■ **Prompt**
How many of the lines below include "corrupts"? Give the number and no other words.

■ **Extracted data**
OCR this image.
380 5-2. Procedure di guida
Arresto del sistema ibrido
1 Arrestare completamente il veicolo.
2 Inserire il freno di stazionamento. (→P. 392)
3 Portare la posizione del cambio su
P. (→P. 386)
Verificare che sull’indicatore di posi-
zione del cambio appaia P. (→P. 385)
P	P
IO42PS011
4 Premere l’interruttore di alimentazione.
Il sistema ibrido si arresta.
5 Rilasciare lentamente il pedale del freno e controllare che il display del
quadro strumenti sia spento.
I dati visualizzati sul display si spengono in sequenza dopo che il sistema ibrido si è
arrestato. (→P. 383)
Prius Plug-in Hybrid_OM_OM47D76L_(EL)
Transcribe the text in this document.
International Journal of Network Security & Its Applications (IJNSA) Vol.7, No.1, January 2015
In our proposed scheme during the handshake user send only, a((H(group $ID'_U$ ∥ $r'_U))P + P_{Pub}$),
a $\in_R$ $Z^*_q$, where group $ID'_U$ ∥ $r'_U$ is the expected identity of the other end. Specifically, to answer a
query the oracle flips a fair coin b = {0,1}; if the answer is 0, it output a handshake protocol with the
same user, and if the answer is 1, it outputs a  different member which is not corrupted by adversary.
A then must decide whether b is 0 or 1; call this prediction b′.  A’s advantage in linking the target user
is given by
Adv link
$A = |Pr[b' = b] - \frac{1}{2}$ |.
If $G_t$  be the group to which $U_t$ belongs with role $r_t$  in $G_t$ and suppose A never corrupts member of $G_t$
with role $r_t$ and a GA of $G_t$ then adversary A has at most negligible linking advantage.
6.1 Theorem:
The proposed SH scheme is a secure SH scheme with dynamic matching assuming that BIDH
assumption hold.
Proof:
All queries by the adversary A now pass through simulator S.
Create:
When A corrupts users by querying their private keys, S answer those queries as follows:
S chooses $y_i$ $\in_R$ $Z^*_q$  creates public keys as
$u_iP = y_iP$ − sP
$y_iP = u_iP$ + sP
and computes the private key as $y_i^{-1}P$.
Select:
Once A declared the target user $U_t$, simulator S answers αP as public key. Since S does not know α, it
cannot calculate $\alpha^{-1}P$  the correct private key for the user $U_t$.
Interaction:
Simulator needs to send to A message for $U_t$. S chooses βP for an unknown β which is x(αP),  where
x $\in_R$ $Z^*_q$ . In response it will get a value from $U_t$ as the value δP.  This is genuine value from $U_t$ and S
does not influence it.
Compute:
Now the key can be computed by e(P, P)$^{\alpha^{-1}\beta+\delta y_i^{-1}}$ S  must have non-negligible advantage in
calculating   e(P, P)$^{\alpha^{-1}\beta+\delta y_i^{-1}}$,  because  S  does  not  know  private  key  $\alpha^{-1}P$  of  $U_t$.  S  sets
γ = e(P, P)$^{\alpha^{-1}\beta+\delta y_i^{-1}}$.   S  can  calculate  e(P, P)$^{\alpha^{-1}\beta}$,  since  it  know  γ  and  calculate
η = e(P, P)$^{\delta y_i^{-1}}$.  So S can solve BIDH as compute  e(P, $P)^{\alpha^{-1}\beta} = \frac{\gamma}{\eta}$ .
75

■ **Expected answer**
2